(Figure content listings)
※ ※ ※
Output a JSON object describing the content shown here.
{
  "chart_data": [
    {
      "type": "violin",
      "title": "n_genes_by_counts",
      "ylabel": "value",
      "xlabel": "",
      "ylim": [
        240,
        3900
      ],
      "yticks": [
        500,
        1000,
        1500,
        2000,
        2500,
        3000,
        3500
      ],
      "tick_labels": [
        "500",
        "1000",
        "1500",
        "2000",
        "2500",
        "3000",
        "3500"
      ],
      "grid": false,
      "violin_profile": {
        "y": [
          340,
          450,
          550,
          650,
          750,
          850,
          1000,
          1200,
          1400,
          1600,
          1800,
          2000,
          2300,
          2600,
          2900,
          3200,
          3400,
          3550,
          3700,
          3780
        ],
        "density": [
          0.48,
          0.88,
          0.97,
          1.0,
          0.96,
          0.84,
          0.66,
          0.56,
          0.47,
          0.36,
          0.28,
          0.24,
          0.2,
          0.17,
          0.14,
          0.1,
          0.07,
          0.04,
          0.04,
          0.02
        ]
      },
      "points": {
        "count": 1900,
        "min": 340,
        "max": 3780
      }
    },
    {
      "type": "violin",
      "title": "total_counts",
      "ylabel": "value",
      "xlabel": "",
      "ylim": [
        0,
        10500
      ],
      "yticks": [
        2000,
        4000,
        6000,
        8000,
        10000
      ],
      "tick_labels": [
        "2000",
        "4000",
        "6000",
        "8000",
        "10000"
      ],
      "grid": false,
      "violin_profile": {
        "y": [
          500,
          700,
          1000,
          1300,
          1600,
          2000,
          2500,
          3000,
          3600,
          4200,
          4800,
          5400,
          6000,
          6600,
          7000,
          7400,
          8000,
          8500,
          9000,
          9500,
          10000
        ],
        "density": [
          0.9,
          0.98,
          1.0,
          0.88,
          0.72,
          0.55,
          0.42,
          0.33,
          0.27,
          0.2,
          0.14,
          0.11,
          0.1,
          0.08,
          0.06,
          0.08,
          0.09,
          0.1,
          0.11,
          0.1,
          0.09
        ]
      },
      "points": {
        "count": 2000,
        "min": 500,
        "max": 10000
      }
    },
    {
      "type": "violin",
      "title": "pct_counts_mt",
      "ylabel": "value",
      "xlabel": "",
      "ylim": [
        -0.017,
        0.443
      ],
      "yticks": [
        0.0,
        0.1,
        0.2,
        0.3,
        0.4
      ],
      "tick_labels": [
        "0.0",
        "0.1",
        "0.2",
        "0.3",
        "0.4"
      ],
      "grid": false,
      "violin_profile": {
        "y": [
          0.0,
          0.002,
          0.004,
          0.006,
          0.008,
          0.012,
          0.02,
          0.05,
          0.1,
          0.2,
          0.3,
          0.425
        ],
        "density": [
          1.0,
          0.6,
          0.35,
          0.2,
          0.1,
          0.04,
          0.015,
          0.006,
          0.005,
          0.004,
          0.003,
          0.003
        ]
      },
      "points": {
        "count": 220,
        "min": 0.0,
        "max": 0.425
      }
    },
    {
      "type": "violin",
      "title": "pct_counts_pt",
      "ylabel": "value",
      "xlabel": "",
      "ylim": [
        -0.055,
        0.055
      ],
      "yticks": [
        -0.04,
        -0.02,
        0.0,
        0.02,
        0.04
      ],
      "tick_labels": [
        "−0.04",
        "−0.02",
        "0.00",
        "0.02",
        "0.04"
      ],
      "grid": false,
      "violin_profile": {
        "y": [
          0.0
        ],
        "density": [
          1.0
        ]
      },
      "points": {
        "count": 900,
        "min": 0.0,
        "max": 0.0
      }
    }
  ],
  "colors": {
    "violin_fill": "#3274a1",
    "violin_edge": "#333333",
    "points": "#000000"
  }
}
※ ※ ※
### Exercise description
Print the data again exactly.

### Problem solution
Output a JSON object describing the content shown here.
{
  "chart_data": [
    {
      "type": "violin",
      "title": "n_genes_by_counts",
      "ylabel": "value",
      "xlabel": "",
      "ylim": [
        240,
        3900
      ],
      "yticks": [
        500,
        1000,
        1500,
        2000,
        2500,
        3000,
        3500
      ],
      "tick_labels": [
        "500",
        "1000",
        "1500",
        "2000",
        "2500",
        "3000",
        "3500"
      ],
      "grid": false,
      "violin_profile": {
        "y": [
          340,
          450,
          550,
          650,
          750,
          850,
          1000,
          1200,
          1400,
          1600,
          1800,
          2000,
          2300,
          2600,
          2900,
          3200,
          3400,
          3550,
          3700,
          3780
        ],
        "density": [
          0.48,
          0.88,
          0.97,
          1.0,
          0.96,
          0.84,
          0.66,
          0.56,
          0.47,
          0.36,
          0.28,
          0.24,
          0.2,
          0.17,
          0.14,
          0.1,
          0.07,
          0.04,
          0.04,
          0.02
        ]
      },
      "points": {
        "count": 1900,
        "min": 340,
        "max": 3780
      }
    },
    {
      "type": "violin",
      "title": "total_counts",
      "ylabel": "value",
      "xlabel": "",
      "ylim": [
        0,
        10500
      ],
      "yticks": [
        2000,
        4000,
        6000,
        8000,
        10000
      ],
      "tick_labels": [
        "2000",
        "4000",
        "6000",
        "8000",
        "10000"
      ],
      "grid": false,
      "violin_profile": {
        "y": [
          500,
          700,
          1000,
          1300,
          1600,
          2000,
          2500,
          3000,
          3600,
          4200,
          4800,
          5400,
          6000,
          6600,
          7000,
          7400,
          8000,
          8500,
          9000,
          9500,
          10000
        ],
        "density": [
          0.9,
          0.98,
          1.0,
          0.88,
          0.72,
          0.55,
          0.42,
          0.33,
          0.27,
          0.2,
          0.14,
          0.11,
          0.1,
          0.08,
          0.06,
          0.08,
          0.09,
          0.1,
          0.11,
          0.1,
          0.09
        ]
      },
      "points": {
        "count": 2000,
        "min": 500,
        "max": 10000
      }
    },
    {
      "type": "violin",
      "title": "pct_counts_mt",
      "ylabel": "value",
      "xlabel": "",
      "ylim": [
        -0.017,
        0.443
      ],
      "yticks": [
        0.0,
        0.1,
        0.2,
        0.3,
        0.4
      ],
      "tick_labels": [
        "0.0",
        "0.1",
        "0.2",
        "0.3",
        "0.4"
      ],
      "grid": false,
      "violin_profile": {
        "y": [
          0.0,
          0.002,
          0.004,
          0.006,
          0.008,
          0.012,
          0.02,
          0.05,
          0.1,
          0.2,
          0.3,
          0.425
        ],
        "density": [
          1.0,
          0.6,
          0.35,
          0.2,
          0.1,
          0.04,
          0.015,
          0.006,
          0.005,
          0.004,
          0.003,
          0.003
        ]
      },
      "points": {
        "count": 220,
        "min": 0.0,
        "max": 0.425
      }
    },
    {
      "type": "violin",
      "title": "pct_counts_pt",
      "ylabel": "value",
      "xlabel": "",
      "ylim": [
        -0.055,
        0.055
      ],
      "yticks": [
        -0.04,
        -0.02,
        0.0,
        0.02,
        0.04
      ],
      "tick_labels": [
        "−0.04",
        "−0.02",
        "0.00",
        "0.02",
        "0.04"
      ],
      "grid": false,
      "violin_profile": {
        "y": [
          0.0
        ],
        "density": [
          1.0
        ]
      },
      "points": {
        "count": 900,
        "min": 0.0,
        "max": 0.0
      }
    }
  ],
  "colors": {
    "violin_fill": "#3274a1",
    "violin_edge": "#333333",
    "points": "#000000"
  }
}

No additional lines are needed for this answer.